== Segment start ==
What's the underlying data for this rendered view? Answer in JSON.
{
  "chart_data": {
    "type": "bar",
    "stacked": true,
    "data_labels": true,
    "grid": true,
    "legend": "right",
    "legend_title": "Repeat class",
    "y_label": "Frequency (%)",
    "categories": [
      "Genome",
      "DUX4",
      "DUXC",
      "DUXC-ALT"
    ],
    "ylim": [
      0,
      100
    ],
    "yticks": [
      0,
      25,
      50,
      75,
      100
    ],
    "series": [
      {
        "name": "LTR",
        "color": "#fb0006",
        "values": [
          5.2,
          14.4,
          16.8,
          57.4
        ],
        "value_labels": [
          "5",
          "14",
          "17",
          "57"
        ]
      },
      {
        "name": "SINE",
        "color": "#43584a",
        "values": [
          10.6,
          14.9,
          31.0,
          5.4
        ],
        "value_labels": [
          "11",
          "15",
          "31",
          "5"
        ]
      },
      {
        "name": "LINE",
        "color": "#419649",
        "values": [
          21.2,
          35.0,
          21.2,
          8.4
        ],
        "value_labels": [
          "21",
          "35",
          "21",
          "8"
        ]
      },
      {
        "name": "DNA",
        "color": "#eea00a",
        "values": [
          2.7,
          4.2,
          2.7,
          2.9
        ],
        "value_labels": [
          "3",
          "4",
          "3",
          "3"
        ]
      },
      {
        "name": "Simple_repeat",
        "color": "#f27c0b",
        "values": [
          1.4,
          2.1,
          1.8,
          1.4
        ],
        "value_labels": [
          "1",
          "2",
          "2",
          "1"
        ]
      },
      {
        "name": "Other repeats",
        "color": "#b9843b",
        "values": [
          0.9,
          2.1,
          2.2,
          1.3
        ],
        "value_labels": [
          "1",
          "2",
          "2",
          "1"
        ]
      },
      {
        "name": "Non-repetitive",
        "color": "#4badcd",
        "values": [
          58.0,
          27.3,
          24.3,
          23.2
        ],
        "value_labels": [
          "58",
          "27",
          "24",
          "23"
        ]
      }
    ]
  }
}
== Segment end ==
__BRIEF__: Output each line of the listing in which the string "true" is found.

__ANSWER SECTION__:
    "stacked": true,
    "data_labels": true,
    "grid": true,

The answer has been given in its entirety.